WRITTEN INSTRUCTION:
Find how many lines of the listing below include the word "duration", then report the number by itself.

RECORDED DATA:
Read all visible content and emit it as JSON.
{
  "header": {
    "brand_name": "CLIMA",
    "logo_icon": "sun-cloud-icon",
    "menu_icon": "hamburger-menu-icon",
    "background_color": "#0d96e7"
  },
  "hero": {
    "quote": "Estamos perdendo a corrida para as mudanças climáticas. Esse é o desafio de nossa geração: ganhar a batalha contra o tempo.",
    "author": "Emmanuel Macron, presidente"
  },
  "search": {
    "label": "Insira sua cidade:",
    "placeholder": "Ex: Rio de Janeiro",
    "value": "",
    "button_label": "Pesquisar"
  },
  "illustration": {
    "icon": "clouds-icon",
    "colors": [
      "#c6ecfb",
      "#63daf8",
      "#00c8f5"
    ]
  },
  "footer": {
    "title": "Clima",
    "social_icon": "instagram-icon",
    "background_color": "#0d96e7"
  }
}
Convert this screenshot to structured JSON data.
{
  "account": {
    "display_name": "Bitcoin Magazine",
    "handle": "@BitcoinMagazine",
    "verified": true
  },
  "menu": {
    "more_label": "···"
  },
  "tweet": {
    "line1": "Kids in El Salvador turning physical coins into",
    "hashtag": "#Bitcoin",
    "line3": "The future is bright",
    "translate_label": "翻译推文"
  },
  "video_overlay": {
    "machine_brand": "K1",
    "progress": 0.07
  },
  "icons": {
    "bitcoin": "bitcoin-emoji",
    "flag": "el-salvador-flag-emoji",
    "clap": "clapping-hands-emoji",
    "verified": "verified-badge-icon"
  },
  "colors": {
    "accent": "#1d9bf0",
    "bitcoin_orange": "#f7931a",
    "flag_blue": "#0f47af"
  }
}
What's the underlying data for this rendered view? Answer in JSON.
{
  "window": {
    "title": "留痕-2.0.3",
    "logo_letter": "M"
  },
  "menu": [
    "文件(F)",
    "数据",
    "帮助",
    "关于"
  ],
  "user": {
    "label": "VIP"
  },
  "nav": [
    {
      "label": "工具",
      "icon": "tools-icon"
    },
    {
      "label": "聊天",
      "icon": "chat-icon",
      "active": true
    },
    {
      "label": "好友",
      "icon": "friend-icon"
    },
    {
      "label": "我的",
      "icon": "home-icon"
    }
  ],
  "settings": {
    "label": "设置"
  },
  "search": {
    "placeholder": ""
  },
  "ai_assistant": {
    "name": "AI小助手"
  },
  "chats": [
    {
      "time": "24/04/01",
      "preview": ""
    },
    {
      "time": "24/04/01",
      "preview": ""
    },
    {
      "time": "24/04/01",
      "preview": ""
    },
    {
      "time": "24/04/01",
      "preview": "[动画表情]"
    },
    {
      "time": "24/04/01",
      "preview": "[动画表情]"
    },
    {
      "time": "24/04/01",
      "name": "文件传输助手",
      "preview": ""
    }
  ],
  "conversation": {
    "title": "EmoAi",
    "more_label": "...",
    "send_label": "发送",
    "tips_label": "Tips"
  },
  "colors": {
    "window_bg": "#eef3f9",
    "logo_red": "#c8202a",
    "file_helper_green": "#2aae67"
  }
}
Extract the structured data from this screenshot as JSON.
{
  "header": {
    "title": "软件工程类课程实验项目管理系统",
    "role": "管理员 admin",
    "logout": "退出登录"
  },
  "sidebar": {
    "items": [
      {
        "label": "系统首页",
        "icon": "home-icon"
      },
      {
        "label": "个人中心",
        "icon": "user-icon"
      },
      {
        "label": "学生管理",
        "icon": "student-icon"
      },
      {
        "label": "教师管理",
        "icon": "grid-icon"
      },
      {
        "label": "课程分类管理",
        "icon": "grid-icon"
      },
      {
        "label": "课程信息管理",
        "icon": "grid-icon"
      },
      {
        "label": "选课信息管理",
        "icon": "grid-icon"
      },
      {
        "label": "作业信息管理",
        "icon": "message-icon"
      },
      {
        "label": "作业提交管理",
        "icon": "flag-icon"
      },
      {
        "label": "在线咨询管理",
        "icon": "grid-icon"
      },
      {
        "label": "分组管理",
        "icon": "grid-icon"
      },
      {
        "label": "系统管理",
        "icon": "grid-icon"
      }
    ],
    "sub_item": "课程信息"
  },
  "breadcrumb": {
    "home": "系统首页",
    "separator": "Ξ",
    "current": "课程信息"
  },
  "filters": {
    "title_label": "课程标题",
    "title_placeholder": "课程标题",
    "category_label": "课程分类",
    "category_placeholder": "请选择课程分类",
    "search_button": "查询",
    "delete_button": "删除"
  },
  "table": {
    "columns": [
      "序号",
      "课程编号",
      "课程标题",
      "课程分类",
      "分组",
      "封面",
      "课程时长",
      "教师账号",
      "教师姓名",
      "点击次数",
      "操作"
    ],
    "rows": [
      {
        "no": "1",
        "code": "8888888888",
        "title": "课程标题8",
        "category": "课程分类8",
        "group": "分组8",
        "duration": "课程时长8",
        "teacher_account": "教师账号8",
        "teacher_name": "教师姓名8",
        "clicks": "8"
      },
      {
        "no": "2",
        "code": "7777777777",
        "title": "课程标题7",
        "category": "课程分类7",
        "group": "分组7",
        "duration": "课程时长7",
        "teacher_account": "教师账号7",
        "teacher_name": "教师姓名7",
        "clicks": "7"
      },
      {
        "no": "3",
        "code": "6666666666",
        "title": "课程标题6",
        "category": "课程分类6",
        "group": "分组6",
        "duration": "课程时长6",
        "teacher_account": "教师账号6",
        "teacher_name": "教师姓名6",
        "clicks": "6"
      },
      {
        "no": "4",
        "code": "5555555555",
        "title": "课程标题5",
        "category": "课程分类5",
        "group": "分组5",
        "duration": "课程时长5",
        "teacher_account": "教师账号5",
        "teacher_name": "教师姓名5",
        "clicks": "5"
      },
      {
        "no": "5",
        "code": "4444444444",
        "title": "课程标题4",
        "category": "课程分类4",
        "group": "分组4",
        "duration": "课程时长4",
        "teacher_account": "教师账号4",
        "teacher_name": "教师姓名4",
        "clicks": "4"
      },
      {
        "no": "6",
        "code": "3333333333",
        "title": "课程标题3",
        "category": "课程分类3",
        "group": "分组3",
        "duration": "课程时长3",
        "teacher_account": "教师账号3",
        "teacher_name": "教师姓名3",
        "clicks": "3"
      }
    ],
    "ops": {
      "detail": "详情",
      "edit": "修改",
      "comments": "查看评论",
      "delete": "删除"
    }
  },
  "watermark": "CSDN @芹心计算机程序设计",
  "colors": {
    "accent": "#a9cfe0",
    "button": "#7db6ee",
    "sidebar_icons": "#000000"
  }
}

OUTPUT OF THE EXERCISE:
6